Of the lines in this listing, how many contain the word "Model"? Give the number and nothing else.
* * * * * * *
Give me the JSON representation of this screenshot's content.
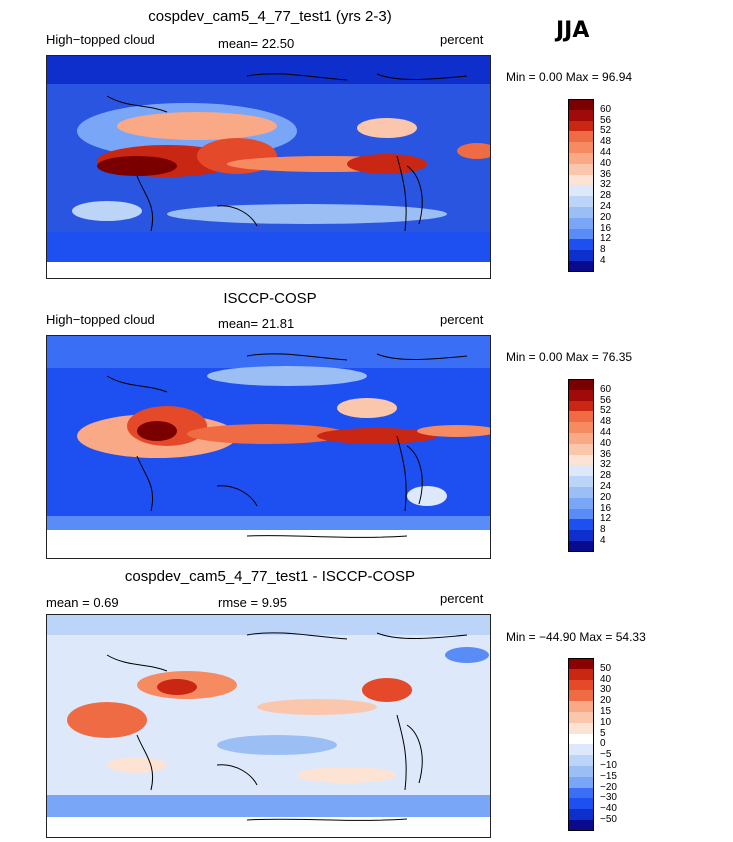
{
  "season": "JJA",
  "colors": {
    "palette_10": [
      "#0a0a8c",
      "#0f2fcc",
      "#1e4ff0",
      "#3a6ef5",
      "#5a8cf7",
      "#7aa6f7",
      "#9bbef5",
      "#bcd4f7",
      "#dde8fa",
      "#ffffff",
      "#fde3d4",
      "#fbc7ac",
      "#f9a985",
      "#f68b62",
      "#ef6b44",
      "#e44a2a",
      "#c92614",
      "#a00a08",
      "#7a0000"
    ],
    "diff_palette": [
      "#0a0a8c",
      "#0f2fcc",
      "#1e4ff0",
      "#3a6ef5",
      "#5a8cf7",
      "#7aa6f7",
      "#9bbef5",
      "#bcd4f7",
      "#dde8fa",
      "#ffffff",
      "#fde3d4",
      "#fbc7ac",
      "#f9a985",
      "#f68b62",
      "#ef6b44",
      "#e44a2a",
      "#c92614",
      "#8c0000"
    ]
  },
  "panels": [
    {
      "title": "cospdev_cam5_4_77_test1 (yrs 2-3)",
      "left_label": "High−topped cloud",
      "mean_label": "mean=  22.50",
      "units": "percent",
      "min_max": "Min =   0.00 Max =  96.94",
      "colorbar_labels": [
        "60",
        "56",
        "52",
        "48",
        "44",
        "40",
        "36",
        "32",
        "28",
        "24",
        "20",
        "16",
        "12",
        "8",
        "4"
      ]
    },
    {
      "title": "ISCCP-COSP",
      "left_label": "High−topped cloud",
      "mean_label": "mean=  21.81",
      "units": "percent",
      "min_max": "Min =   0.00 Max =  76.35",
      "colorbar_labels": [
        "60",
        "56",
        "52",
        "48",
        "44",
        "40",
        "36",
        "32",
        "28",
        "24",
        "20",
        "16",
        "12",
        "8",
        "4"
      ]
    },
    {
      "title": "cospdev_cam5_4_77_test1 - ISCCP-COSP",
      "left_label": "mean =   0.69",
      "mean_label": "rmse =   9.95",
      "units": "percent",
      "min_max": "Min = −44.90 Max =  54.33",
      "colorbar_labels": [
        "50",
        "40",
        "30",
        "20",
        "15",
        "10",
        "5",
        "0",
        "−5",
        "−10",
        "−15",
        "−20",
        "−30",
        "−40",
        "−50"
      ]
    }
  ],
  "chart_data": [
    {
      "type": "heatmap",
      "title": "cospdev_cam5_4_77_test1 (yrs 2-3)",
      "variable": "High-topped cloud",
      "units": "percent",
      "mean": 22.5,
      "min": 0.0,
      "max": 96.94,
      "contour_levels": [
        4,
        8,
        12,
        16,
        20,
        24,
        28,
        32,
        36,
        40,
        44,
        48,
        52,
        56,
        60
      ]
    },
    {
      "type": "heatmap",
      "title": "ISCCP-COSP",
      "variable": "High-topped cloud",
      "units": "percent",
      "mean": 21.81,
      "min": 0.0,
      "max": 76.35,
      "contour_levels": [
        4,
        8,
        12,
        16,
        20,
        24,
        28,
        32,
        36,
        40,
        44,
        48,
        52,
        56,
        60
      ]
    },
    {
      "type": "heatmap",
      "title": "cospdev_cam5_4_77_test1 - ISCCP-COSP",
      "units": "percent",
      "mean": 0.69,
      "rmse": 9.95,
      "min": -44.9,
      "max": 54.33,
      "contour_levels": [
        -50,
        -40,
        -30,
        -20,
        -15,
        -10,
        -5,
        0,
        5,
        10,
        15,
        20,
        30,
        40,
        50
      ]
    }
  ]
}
* * * * * * *
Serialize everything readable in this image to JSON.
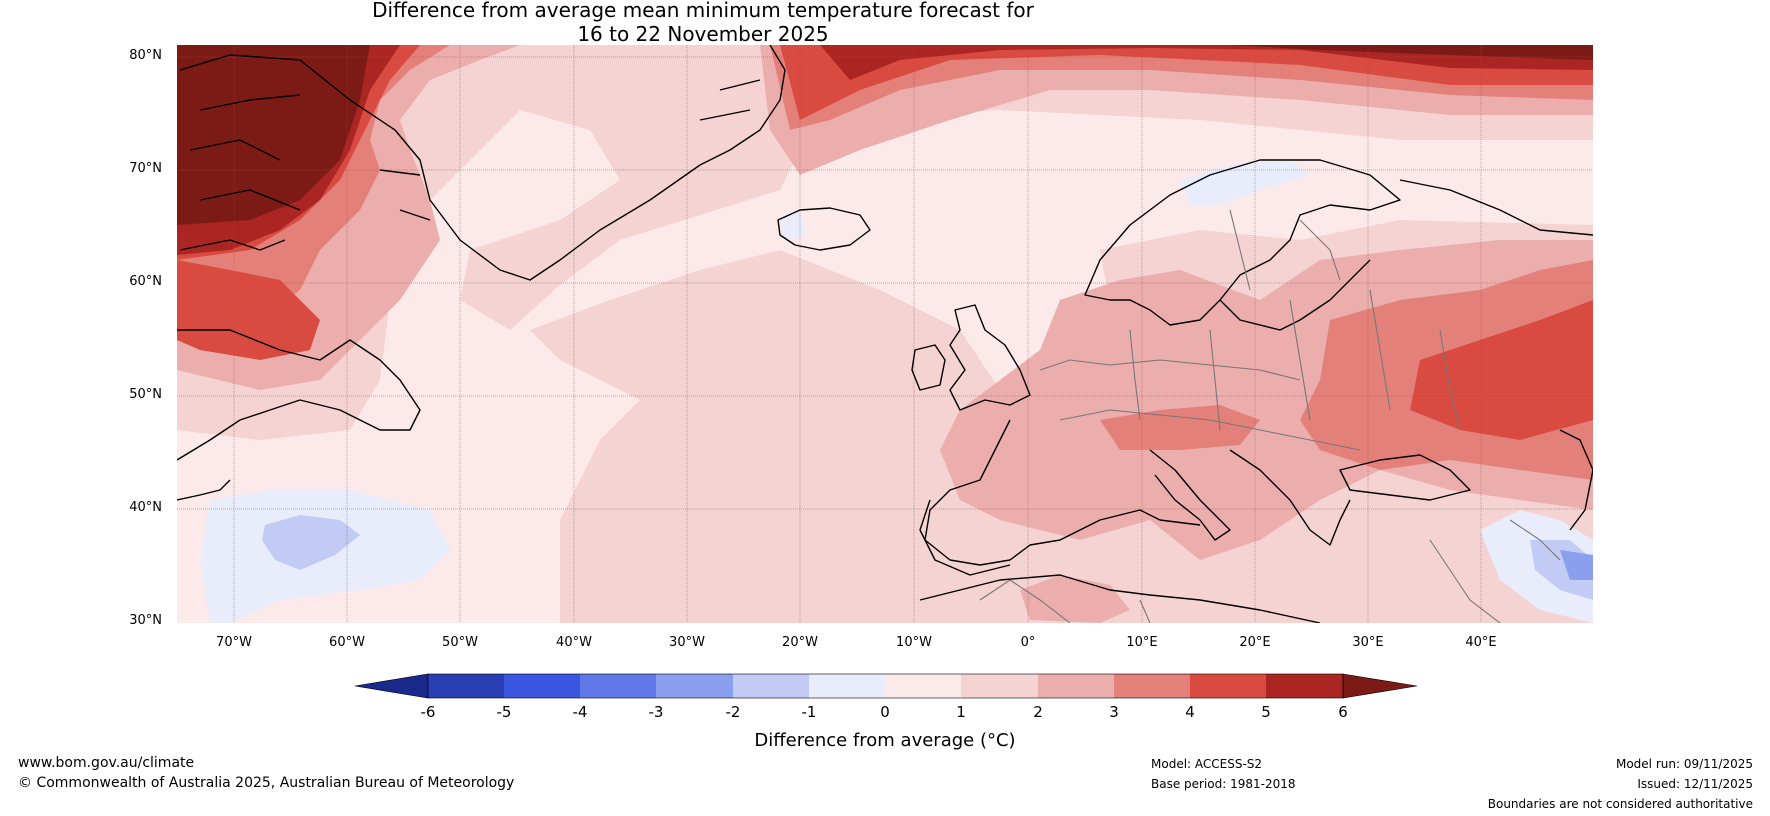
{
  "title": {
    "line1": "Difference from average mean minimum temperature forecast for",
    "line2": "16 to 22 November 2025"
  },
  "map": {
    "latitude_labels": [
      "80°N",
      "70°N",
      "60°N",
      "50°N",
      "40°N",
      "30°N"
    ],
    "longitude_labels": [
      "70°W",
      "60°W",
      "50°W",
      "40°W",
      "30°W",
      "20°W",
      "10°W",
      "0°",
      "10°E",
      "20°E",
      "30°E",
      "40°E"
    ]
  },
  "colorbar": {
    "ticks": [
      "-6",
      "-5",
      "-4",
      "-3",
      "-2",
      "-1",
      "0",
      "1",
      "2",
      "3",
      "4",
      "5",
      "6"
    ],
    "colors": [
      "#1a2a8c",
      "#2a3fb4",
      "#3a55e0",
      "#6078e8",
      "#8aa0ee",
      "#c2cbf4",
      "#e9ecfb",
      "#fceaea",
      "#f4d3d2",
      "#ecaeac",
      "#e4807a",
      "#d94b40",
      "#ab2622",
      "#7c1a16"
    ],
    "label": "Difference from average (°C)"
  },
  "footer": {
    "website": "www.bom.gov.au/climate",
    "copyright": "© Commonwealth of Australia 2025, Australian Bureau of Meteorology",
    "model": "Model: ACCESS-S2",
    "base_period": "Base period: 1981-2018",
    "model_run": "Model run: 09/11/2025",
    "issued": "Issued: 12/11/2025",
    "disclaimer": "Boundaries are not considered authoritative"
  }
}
* * * * * * *
Solution for this problem = 2